%%

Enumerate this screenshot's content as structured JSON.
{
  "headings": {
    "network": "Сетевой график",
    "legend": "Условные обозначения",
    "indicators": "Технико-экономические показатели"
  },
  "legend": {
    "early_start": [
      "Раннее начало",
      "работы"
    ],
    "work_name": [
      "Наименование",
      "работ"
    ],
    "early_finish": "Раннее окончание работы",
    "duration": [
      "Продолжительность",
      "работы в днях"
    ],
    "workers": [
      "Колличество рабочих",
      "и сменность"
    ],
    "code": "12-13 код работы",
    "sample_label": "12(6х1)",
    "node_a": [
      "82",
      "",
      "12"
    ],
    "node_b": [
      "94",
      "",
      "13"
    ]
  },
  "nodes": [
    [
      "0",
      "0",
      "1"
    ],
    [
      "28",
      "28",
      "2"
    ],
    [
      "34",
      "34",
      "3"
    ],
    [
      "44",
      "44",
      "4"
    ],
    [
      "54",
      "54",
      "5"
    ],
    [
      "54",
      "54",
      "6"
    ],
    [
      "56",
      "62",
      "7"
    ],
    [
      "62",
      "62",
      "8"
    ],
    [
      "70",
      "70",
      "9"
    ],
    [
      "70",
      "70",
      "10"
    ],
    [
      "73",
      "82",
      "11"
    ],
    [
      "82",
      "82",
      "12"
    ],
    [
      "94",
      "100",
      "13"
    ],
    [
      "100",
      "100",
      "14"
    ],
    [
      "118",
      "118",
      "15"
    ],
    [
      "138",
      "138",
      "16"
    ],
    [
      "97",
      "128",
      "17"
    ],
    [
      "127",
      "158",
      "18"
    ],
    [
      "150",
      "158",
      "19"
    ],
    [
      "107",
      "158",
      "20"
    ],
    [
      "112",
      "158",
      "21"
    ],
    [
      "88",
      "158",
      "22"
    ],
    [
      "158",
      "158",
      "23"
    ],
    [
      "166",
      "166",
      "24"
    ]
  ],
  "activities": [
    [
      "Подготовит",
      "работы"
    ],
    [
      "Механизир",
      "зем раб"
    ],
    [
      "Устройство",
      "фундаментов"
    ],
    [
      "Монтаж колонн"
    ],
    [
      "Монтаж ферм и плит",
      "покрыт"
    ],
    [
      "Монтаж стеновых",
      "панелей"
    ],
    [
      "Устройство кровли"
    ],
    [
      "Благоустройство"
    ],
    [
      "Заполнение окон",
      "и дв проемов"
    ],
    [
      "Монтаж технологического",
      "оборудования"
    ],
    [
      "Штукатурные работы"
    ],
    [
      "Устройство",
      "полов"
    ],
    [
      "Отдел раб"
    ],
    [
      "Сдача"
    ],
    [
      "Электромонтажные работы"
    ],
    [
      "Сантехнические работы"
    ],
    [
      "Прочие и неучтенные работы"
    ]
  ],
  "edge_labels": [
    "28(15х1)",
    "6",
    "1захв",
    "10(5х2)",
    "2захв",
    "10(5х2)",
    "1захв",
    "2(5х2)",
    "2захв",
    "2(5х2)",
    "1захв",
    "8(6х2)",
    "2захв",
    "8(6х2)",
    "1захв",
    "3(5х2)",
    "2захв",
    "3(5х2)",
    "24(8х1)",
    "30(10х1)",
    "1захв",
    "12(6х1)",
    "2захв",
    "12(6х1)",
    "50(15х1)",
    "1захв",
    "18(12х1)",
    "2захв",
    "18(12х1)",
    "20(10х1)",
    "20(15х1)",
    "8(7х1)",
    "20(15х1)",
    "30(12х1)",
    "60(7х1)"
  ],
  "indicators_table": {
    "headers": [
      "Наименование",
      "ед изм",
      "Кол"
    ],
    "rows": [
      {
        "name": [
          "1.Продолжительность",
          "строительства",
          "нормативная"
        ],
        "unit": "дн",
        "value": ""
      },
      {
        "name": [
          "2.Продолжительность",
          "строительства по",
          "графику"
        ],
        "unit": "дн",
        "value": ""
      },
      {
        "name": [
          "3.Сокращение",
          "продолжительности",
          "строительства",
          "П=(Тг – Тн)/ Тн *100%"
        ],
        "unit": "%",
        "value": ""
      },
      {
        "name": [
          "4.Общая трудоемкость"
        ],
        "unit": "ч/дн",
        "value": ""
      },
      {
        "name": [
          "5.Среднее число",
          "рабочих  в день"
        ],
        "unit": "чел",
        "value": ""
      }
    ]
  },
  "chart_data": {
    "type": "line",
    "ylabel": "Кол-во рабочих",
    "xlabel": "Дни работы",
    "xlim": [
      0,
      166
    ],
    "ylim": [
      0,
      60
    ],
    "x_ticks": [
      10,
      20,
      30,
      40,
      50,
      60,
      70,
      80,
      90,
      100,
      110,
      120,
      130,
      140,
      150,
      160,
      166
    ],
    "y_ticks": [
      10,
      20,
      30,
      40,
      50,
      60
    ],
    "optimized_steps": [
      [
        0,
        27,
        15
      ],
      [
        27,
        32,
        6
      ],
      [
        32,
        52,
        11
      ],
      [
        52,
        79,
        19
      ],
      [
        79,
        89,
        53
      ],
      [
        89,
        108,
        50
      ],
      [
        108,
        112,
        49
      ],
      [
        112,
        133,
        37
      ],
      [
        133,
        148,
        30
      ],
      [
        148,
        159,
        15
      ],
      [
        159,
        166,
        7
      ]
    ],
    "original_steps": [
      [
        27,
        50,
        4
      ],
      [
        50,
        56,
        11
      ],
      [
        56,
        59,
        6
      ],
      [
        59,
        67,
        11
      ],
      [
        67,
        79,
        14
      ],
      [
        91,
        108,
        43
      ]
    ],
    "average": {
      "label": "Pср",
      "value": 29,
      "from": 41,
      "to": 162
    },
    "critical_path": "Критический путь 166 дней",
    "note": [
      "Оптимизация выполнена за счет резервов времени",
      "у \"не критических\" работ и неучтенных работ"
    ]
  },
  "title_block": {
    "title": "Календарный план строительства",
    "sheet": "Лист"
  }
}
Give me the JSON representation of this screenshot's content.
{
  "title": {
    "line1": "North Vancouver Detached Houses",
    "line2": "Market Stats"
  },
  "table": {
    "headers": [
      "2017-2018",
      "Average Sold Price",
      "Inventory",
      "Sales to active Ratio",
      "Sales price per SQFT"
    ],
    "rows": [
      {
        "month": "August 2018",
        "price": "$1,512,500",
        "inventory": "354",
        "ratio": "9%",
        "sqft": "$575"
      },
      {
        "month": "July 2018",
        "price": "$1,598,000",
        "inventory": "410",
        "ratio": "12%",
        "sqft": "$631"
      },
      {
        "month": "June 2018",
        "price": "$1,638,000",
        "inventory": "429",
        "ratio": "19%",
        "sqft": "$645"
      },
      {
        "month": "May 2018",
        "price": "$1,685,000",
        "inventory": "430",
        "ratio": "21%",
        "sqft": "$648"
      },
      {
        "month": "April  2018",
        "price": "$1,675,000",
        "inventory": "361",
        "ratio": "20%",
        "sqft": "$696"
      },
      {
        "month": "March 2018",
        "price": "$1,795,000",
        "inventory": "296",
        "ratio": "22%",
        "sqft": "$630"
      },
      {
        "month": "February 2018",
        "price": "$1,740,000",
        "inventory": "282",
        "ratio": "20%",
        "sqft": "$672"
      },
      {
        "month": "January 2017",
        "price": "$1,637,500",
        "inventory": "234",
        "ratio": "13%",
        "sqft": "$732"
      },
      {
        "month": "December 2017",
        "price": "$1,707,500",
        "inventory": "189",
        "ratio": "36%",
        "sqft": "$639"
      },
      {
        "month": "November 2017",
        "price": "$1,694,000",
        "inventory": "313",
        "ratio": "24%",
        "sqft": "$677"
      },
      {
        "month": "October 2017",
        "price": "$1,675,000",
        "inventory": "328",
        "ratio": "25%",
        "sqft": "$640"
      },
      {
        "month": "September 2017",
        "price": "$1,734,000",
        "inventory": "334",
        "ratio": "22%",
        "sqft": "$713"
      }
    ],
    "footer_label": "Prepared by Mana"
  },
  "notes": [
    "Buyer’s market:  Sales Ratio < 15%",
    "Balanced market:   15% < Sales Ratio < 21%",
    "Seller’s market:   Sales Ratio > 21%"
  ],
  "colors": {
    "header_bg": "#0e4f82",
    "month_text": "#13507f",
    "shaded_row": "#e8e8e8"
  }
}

%%

--- PROBLEM STATEMENT ---
Tally how many lines of the data include the word "Продолжительность". Write the number and nothing else.

--- TASK RESPONSE ---
3